- **Written task**: Show all lines of the listing that hold the word "блюда".

*** Entries shown

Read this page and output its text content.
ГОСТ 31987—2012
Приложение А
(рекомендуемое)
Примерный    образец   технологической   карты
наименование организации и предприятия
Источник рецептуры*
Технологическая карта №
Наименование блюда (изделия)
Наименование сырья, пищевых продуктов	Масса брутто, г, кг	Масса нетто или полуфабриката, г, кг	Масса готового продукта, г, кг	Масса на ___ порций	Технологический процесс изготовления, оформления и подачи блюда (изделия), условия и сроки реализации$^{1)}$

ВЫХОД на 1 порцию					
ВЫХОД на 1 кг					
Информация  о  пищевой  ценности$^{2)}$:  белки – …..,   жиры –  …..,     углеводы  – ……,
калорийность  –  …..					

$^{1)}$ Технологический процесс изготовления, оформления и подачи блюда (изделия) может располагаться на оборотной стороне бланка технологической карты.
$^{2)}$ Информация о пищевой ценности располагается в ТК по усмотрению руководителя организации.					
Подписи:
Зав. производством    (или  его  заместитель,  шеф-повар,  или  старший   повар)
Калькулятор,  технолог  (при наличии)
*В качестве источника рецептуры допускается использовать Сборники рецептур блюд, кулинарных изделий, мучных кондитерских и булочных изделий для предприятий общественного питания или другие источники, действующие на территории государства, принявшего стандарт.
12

******

- **Result of this exercise**:
Наименование блюда (изделия)
Наименование сырья, пищевых продуктов	Масса брутто, г, кг	Масса нетто или полуфабриката, г, кг	Масса готового продукта, г, кг	Масса на ___ порций	Технологический процесс изготовления, оформления и подачи блюда (изделия), условия и сроки реализации$^{1)}$
$^{1)}$ Технологический процесс изготовления, оформления и подачи блюда (изделия) может располагаться на оборотной стороне бланка технологической карты.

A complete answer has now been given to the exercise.